Source data

- - - - -

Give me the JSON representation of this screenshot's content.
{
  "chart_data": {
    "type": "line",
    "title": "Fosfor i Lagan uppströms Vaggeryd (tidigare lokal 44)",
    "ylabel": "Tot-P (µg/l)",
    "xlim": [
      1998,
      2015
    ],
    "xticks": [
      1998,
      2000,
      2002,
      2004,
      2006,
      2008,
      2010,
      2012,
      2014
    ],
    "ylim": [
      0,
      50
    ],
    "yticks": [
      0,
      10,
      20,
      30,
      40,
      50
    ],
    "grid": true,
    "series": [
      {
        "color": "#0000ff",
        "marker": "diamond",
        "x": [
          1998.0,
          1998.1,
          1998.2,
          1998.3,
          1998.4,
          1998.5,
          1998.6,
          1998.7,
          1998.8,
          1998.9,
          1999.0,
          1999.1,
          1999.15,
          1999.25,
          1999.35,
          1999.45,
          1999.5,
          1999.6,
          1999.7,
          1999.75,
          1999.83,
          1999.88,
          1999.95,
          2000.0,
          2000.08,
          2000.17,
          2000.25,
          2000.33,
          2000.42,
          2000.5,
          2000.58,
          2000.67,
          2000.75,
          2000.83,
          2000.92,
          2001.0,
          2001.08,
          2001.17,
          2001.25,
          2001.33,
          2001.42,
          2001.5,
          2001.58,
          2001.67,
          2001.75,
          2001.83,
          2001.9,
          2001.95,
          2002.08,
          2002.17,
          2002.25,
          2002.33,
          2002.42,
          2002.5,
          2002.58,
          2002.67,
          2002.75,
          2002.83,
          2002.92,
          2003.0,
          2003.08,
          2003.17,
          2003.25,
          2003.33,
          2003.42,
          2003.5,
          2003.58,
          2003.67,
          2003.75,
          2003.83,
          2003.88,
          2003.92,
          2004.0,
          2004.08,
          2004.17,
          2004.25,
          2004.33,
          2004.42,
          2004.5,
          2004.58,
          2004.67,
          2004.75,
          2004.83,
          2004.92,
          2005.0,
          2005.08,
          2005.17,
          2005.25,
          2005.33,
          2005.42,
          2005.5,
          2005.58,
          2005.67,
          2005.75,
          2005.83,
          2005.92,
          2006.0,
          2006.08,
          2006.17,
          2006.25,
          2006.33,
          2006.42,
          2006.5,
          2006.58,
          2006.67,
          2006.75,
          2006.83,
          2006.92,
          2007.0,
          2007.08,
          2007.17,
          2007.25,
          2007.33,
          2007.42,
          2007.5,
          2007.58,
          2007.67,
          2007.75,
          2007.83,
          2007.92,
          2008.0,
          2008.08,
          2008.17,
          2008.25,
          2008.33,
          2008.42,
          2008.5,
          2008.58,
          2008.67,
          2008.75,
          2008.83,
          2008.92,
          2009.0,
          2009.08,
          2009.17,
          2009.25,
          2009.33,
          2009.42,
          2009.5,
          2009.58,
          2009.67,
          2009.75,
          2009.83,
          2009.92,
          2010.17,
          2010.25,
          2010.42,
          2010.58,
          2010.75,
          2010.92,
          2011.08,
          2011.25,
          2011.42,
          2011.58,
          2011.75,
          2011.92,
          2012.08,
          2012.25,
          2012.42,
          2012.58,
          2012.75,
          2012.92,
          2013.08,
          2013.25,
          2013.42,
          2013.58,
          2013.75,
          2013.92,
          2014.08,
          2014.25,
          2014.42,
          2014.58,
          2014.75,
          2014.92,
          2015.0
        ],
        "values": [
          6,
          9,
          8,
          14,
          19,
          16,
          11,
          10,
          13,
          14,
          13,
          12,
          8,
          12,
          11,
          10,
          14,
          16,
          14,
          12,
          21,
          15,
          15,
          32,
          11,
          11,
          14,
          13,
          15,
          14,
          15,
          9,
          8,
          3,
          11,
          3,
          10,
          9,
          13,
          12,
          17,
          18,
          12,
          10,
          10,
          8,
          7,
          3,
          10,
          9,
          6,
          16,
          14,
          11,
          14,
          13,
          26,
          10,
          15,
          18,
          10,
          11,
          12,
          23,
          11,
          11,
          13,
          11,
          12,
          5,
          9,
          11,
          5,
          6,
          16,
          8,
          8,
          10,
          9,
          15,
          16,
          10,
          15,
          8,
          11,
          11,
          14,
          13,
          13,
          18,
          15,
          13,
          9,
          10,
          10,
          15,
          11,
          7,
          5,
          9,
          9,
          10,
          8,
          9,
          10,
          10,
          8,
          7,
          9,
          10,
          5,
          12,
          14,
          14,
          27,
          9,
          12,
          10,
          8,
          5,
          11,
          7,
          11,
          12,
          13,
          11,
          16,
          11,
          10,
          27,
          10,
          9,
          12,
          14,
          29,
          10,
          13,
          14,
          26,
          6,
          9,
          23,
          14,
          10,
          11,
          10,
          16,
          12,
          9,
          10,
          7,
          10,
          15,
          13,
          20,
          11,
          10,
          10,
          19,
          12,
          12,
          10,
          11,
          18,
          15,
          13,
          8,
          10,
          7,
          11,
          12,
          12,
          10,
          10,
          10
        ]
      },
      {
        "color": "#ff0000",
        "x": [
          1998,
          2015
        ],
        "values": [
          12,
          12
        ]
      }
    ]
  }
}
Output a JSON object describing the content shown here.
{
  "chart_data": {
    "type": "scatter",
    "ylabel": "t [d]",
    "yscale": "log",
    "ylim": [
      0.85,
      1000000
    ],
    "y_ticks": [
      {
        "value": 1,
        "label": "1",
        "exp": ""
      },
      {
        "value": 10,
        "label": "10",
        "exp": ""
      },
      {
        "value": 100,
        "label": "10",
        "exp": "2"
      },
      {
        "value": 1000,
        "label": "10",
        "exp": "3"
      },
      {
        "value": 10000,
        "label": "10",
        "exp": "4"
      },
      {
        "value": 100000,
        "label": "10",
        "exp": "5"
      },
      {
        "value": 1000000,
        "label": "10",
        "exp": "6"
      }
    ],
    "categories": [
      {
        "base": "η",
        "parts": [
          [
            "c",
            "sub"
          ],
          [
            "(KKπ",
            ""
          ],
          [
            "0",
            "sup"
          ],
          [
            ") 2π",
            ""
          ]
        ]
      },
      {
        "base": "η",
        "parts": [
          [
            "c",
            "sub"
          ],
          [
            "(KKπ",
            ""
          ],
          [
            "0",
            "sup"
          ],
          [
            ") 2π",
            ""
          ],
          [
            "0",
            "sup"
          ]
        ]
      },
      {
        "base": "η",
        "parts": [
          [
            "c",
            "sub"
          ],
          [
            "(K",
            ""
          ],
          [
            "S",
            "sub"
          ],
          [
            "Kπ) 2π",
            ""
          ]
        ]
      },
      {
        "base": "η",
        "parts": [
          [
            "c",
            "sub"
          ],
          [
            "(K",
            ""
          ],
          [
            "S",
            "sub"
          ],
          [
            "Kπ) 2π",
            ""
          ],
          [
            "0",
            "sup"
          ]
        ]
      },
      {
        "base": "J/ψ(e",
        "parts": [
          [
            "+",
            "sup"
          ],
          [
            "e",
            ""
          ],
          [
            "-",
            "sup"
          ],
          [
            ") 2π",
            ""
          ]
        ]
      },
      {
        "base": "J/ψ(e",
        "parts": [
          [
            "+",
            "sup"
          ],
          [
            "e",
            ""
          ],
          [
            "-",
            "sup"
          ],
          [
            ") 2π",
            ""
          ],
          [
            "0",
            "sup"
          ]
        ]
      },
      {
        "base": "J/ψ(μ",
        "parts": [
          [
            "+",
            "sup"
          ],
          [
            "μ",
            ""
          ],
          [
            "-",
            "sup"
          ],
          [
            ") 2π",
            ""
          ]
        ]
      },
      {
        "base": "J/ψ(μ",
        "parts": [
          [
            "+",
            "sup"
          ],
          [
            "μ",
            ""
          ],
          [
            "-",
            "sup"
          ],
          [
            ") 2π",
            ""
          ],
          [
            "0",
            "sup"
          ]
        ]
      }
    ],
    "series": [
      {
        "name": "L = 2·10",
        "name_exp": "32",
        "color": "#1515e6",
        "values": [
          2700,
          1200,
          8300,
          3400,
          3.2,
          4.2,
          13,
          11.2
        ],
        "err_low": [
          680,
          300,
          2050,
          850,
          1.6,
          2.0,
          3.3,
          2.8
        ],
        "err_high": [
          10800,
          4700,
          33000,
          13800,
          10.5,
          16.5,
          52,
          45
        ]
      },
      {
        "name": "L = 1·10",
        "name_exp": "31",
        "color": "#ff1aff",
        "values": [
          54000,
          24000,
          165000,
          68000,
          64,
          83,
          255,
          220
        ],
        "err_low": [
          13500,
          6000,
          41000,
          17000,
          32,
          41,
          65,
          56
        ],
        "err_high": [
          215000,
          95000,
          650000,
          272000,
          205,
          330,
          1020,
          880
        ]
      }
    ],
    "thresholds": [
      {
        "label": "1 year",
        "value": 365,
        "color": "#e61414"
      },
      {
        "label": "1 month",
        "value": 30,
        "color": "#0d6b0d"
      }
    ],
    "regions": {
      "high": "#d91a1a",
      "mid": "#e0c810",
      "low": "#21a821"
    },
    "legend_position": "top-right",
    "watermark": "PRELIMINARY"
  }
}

- - - - -

- [Work to complete] Show the lines of the records that include the string "content".

- [Completed exercise]
Give me the JSON representation of this screenshot's content.
Output a JSON object describing the content shown here.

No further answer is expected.